----- Supplied material
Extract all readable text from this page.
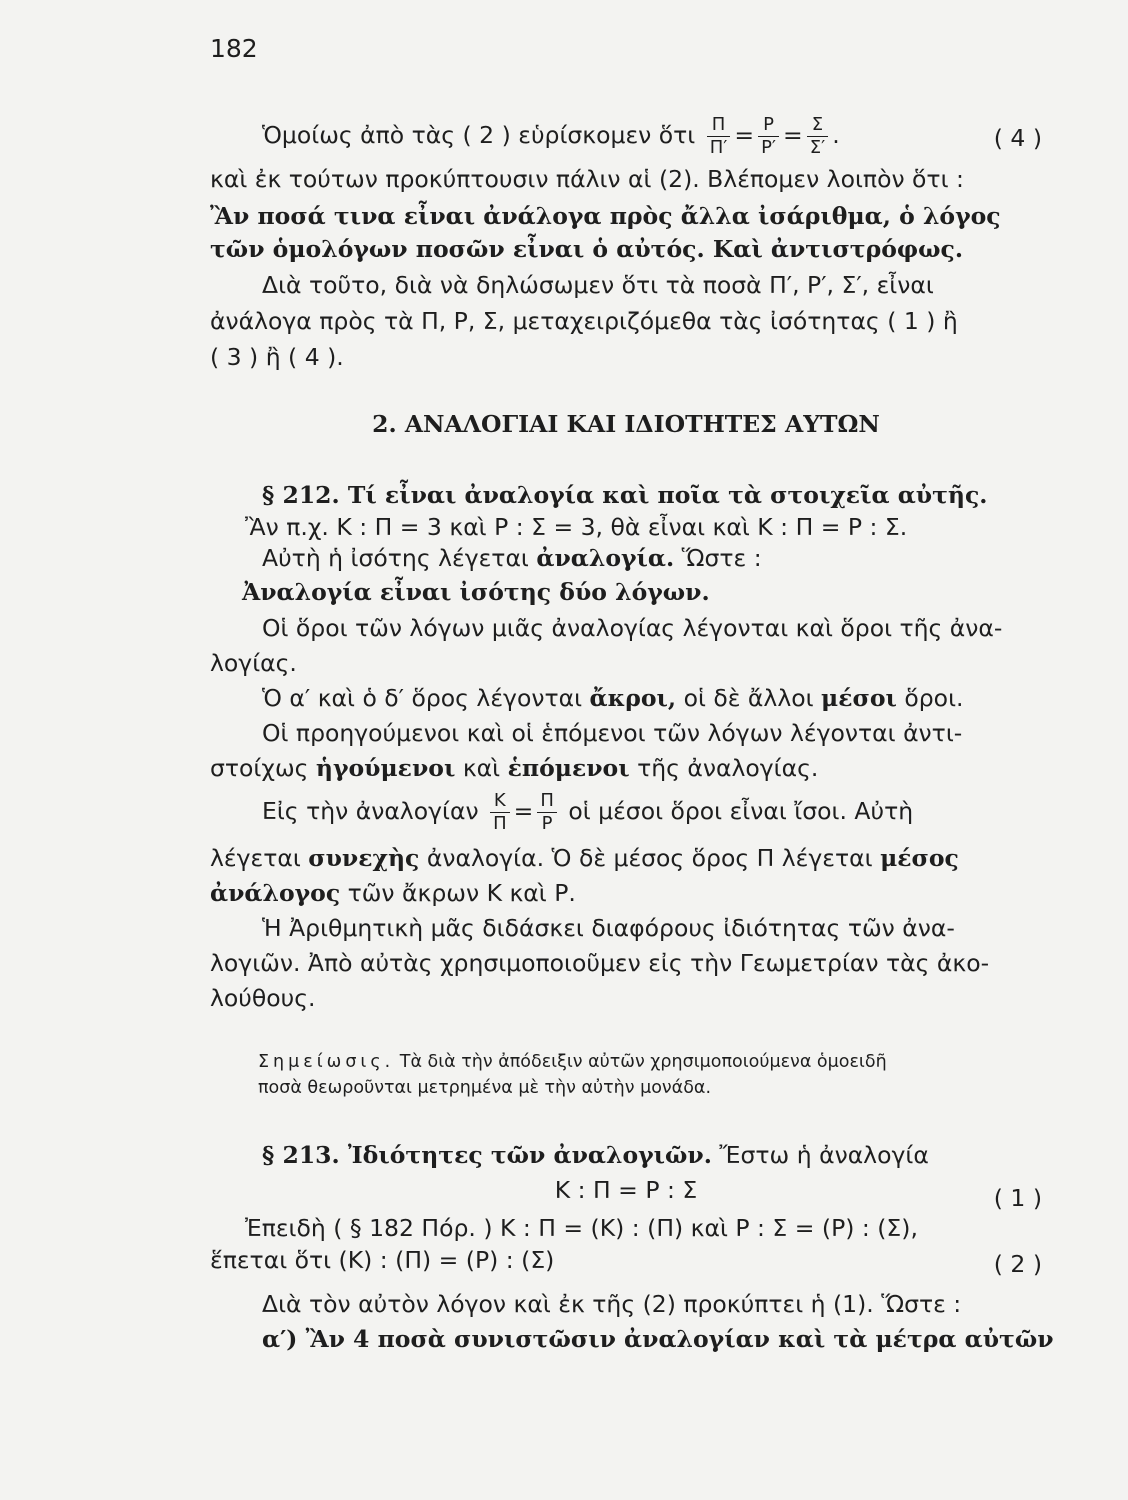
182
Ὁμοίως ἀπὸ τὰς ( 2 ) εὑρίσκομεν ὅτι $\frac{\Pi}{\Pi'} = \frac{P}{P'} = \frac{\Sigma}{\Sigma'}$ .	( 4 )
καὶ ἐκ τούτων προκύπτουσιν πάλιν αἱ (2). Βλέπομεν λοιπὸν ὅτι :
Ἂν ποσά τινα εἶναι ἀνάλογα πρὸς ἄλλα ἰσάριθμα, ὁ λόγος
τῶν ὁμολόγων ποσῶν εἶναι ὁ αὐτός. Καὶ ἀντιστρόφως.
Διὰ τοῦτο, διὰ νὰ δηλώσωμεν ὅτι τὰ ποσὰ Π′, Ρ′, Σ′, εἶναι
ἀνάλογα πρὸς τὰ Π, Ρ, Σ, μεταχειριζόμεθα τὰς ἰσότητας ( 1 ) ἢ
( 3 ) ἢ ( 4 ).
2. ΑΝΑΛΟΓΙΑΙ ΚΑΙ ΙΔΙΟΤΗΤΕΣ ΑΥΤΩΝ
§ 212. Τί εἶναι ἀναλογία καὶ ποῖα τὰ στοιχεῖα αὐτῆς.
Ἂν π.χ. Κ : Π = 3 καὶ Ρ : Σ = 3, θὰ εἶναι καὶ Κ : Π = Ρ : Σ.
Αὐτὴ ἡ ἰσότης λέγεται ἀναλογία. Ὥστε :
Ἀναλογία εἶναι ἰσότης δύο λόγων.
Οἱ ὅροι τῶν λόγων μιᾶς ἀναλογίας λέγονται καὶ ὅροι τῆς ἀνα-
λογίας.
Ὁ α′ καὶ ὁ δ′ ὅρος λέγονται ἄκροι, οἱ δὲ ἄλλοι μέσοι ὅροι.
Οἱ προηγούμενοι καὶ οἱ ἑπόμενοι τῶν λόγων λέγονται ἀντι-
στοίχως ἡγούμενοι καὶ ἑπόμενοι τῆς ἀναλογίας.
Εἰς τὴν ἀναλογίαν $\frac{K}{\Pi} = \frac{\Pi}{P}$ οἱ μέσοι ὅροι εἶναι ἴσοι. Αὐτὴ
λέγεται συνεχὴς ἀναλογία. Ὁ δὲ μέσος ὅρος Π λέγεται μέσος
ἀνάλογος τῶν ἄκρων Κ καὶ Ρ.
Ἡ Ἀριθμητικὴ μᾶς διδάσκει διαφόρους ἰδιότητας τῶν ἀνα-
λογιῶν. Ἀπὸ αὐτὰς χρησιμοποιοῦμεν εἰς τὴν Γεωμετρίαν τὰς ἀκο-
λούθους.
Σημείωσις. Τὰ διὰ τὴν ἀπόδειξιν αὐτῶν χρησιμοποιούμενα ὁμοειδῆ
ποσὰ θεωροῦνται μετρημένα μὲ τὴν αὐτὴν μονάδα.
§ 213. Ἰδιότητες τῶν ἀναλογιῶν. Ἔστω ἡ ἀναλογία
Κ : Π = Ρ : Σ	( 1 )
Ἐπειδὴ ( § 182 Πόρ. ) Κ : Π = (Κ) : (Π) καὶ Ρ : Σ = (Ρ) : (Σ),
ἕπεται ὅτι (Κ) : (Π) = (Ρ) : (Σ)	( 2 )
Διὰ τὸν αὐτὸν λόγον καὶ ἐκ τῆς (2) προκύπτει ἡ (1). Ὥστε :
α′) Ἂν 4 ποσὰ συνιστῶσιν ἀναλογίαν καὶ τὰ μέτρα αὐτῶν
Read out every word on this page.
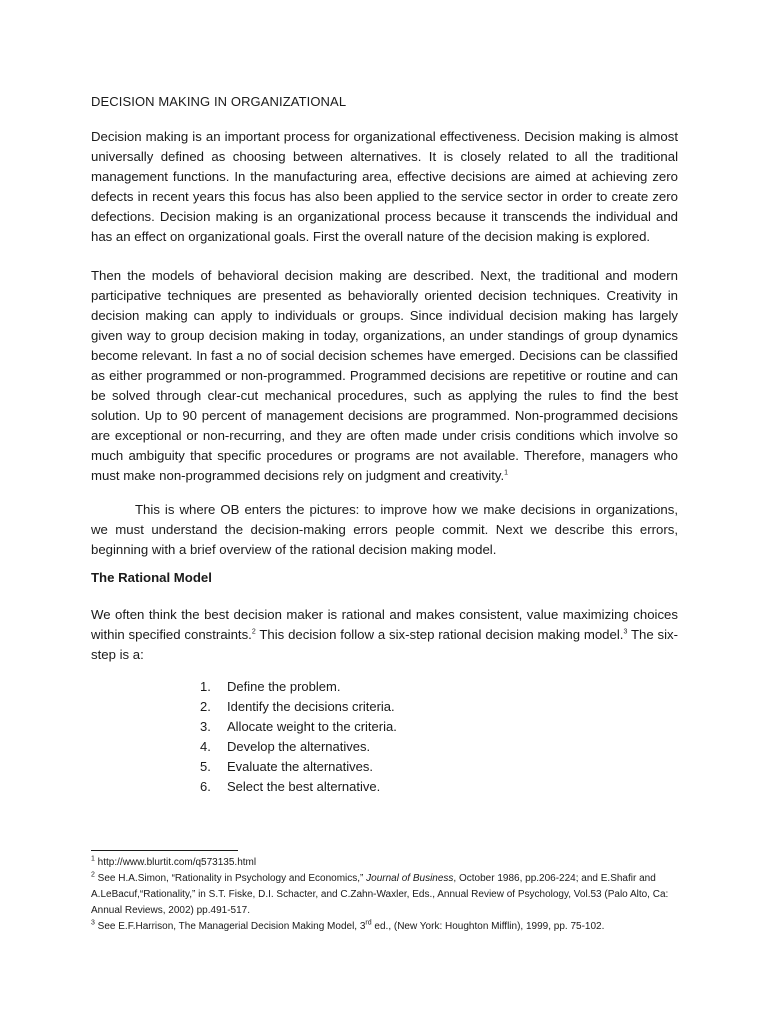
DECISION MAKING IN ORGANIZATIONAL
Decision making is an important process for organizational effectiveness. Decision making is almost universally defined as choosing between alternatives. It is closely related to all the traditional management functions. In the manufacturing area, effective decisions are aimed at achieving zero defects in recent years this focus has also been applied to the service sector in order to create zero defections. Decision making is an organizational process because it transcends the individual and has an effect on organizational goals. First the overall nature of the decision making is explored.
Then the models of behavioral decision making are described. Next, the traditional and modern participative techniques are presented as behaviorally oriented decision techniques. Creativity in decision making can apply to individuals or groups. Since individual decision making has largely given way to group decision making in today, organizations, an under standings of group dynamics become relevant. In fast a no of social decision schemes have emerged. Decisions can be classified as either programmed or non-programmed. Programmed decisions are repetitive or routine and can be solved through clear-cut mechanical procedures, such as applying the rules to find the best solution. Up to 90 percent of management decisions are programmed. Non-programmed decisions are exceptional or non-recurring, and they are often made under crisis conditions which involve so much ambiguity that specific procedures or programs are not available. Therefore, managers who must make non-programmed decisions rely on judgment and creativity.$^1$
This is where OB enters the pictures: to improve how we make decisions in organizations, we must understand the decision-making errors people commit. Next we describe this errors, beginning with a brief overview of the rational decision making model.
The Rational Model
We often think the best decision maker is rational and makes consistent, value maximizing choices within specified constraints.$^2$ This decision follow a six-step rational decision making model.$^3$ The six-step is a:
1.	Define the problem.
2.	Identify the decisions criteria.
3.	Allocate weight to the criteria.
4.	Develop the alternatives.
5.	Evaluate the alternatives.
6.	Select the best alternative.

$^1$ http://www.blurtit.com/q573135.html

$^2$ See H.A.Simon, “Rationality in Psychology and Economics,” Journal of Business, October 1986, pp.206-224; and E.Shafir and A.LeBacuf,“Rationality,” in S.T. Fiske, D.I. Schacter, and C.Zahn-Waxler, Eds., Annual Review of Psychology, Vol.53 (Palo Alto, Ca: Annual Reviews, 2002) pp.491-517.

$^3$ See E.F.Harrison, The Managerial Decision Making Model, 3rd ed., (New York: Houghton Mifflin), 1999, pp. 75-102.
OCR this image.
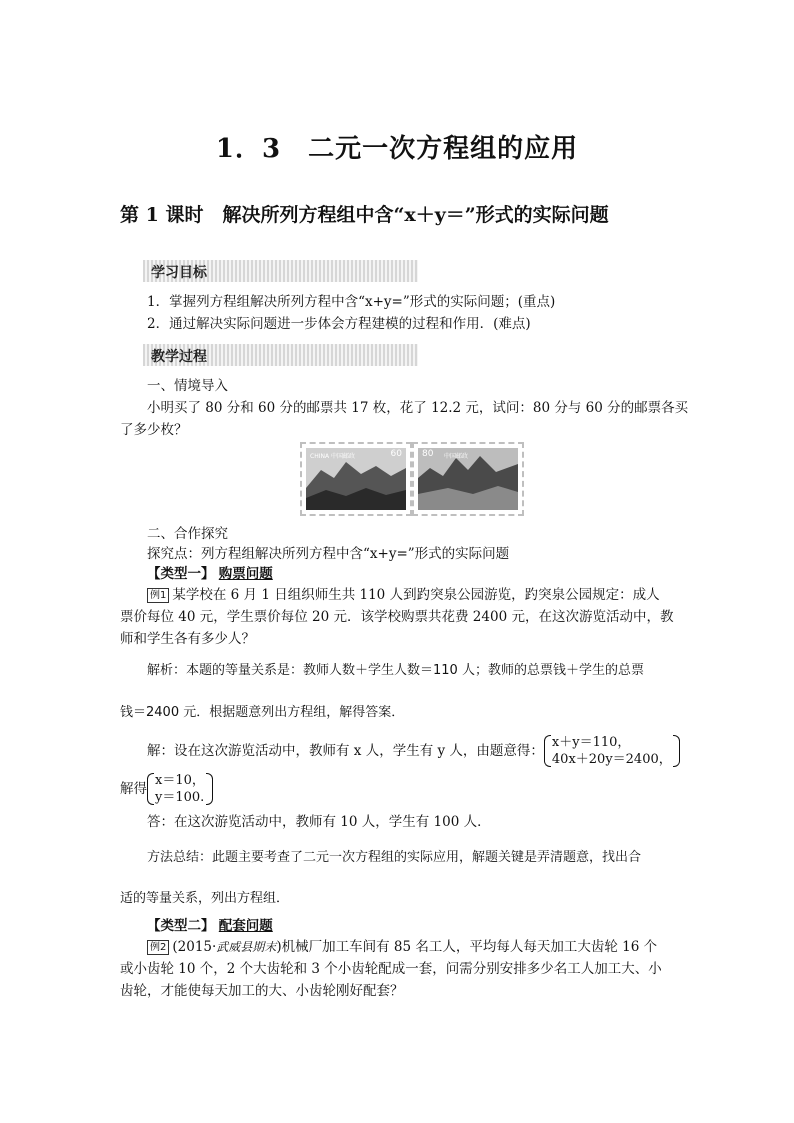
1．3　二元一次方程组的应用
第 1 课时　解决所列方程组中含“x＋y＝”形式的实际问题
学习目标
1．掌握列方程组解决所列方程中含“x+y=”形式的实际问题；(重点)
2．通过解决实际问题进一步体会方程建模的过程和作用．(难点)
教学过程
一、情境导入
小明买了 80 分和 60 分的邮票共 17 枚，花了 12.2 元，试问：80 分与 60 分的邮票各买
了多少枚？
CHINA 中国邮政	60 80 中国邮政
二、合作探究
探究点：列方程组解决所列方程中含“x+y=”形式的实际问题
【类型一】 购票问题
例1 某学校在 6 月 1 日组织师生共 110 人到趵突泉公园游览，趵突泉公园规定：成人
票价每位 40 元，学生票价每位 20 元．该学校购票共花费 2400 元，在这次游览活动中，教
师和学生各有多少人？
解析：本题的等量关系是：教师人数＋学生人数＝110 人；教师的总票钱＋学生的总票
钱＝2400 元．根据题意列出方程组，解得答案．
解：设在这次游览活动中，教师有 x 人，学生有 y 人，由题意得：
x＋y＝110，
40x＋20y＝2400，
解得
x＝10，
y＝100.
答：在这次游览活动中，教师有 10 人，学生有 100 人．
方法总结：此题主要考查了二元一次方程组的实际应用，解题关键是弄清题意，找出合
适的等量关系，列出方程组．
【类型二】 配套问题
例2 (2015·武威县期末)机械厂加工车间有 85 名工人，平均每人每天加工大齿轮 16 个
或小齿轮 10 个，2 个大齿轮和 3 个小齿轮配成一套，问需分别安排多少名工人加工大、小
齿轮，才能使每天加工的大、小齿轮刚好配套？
----------
Given problem
Without the pictures, transcribe the listing above exactly.

Answer to this problem
Extract all readable text from this page.
182
Ὁμοίως ἀπὸ τὰς ( 2 ) εὑρίσκομεν ὅτι $\frac{\Pi}{\Pi'} = \frac{P}{P'} = \frac{\Sigma}{\Sigma'}$ .	( 4 )
καὶ ἐκ τούτων προκύπτουσιν πάλιν αἱ (2). Βλέπομεν λοιπὸν ὅτι :
Ἂν ποσά τινα εἶναι ἀνάλογα πρὸς ἄλλα ἰσάριθμα, ὁ λόγος
τῶν ὁμολόγων ποσῶν εἶναι ὁ αὐτός. Καὶ ἀντιστρόφως.
Διὰ τοῦτο, διὰ νὰ δηλώσωμεν ὅτι τὰ ποσὰ Π′, Ρ′, Σ′, εἶναι
ἀνάλογα πρὸς τὰ Π, Ρ, Σ, μεταχειριζόμεθα τὰς ἰσότητας ( 1 ) ἢ
( 3 ) ἢ ( 4 ).
2. ΑΝΑΛΟΓΙΑΙ ΚΑΙ ΙΔΙΟΤΗΤΕΣ ΑΥΤΩΝ
§ 212. Τί εἶναι ἀναλογία καὶ ποῖα τὰ στοιχεῖα αὐτῆς.
Ἂν π.χ. Κ : Π = 3 καὶ Ρ : Σ = 3, θὰ εἶναι καὶ Κ : Π = Ρ : Σ.
Αὐτὴ ἡ ἰσότης λέγεται ἀναλογία. Ὥστε :
Ἀναλογία εἶναι ἰσότης δύο λόγων.
Οἱ ὅροι τῶν λόγων μιᾶς ἀναλογίας λέγονται καὶ ὅροι τῆς ἀνα-
λογίας.
Ὁ α′ καὶ ὁ δ′ ὅρος λέγονται ἄκροι, οἱ δὲ ἄλλοι μέσοι ὅροι.
Οἱ προηγούμενοι καὶ οἱ ἑπόμενοι τῶν λόγων λέγονται ἀντι-
στοίχως ἡγούμενοι καὶ ἑπόμενοι τῆς ἀναλογίας.
Εἰς τὴν ἀναλογίαν $\frac{K}{\Pi} = \frac{\Pi}{P}$ οἱ μέσοι ὅροι εἶναι ἴσοι. Αὐτὴ
λέγεται συνεχὴς ἀναλογία. Ὁ δὲ μέσος ὅρος Π λέγεται μέσος
ἀνάλογος τῶν ἄκρων Κ καὶ Ρ.
Ἡ Ἀριθμητικὴ μᾶς διδάσκει διαφόρους ἰδιότητας τῶν ἀνα-
λογιῶν. Ἀπὸ αὐτὰς χρησιμοποιοῦμεν εἰς τὴν Γεωμετρίαν τὰς ἀκο-
λούθους.
Σημείωσις. Τὰ διὰ τὴν ἀπόδειξιν αὐτῶν χρησιμοποιούμενα ὁμοειδῆ
ποσὰ θεωροῦνται μετρημένα μὲ τὴν αὐτὴν μονάδα.
§ 213. Ἰδιότητες τῶν ἀναλογιῶν. Ἔστω ἡ ἀναλογία
Κ : Π = Ρ : Σ	( 1 )
Ἐπειδὴ ( § 182 Πόρ. ) Κ : Π = (Κ) : (Π) καὶ Ρ : Σ = (Ρ) : (Σ),
ἕπεται ὅτι (Κ) : (Π) = (Ρ) : (Σ)	( 2 )
Διὰ τὸν αὐτὸν λόγον καὶ ἐκ τῆς (2) προκύπτει ἡ (1). Ὥστε :
α′) Ἂν 4 ποσὰ συνιστῶσιν ἀναλογίαν καὶ τὰ μέτρα αὐτῶν
Read out every word on this page.
DECISION MAKING IN ORGANIZATIONAL
Decision making is an important process for organizational effectiveness. Decision making is almost universally defined as choosing between alternatives. It is closely related to all the traditional management functions. In the manufacturing area, effective decisions are aimed at achieving zero defects in recent years this focus has also been applied to the service sector in order to create zero defections. Decision making is an organizational process because it transcends the individual and has an effect on organizational goals. First the overall nature of the decision making is explored.
Then the models of behavioral decision making are described. Next, the traditional and modern participative techniques are presented as behaviorally oriented decision techniques. Creativity in decision making can apply to individuals or groups. Since individual decision making has largely given way to group decision making in today, organizations, an under standings of group dynamics become relevant. In fast a no of social decision schemes have emerged. Decisions can be classified as either programmed or non-programmed. Programmed decisions are repetitive or routine and can be solved through clear-cut mechanical procedures, such as applying the rules to find the best solution. Up to 90 percent of management decisions are programmed. Non-programmed decisions are exceptional or non-recurring, and they are often made under crisis conditions which involve so much ambiguity that specific procedures or programs are not available. Therefore, managers who must make non-programmed decisions rely on judgment and creativity.$^1$
This is where OB enters the pictures: to improve how we make decisions in organizations, we must understand the decision-making errors people commit. Next we describe this errors, beginning with a brief overview of the rational decision making model.
The Rational Model
We often think the best decision maker is rational and makes consistent, value maximizing choices within specified constraints.$^2$ This decision follow a six-step rational decision making model.$^3$ The six-step is a:
1.	Define the problem.
2.	Identify the decisions criteria.
3.	Allocate weight to the criteria.
4.	Develop the alternatives.
5.	Evaluate the alternatives.
6.	Select the best alternative.

$^1$ http://www.blurtit.com/q573135.html

$^2$ See H.A.Simon, “Rationality in Psychology and Economics,” Journal of Business, October 1986, pp.206-224; and E.Shafir and A.LeBacuf,“Rationality,” in S.T. Fiske, D.I. Schacter, and C.Zahn-Waxler, Eds., Annual Review of Psychology, Vol.53 (Palo Alto, Ca: Annual Reviews, 2002) pp.491-517.

$^3$ See E.F.Harrison, The Managerial Decision Making Model, 3rd ed., (New York: Houghton Mifflin), 1999, pp. 75-102.
OCR this image.
1．3　二元一次方程组的应用
第 1 课时　解决所列方程组中含“x＋y＝”形式的实际问题
学习目标
1．掌握列方程组解决所列方程中含“x+y=”形式的实际问题；(重点)
2．通过解决实际问题进一步体会方程建模的过程和作用．(难点)
教学过程
一、情境导入
小明买了 80 分和 60 分的邮票共 17 枚，花了 12.2 元，试问：80 分与 60 分的邮票各买
了多少枚？
CHINA 中国邮政	60 80 中国邮政
二、合作探究
探究点：列方程组解决所列方程中含“x+y=”形式的实际问题
【类型一】 购票问题
例1 某学校在 6 月 1 日组织师生共 110 人到趵突泉公园游览，趵突泉公园规定：成人
票价每位 40 元，学生票价每位 20 元．该学校购票共花费 2400 元，在这次游览活动中，教
师和学生各有多少人？
解析：本题的等量关系是：教师人数＋学生人数＝110 人；教师的总票钱＋学生的总票
钱＝2400 元．根据题意列出方程组，解得答案．
解：设在这次游览活动中，教师有 x 人，学生有 y 人，由题意得：
x＋y＝110，
40x＋20y＝2400，
解得
x＝10，
y＝100.
答：在这次游览活动中，教师有 10 人，学生有 100 人．
方法总结：此题主要考查了二元一次方程组的实际应用，解题关键是弄清题意，找出合
适的等量关系，列出方程组．
【类型二】 配套问题
例2 (2015·武威县期末)机械厂加工车间有 85 名工人，平均每人每天加工大齿轮 16 个
或小齿轮 10 个，2 个大齿轮和 3 个小齿轮配成一套，问需分别安排多少名工人加工大、小
齿轮，才能使每天加工的大、小齿轮刚好配套？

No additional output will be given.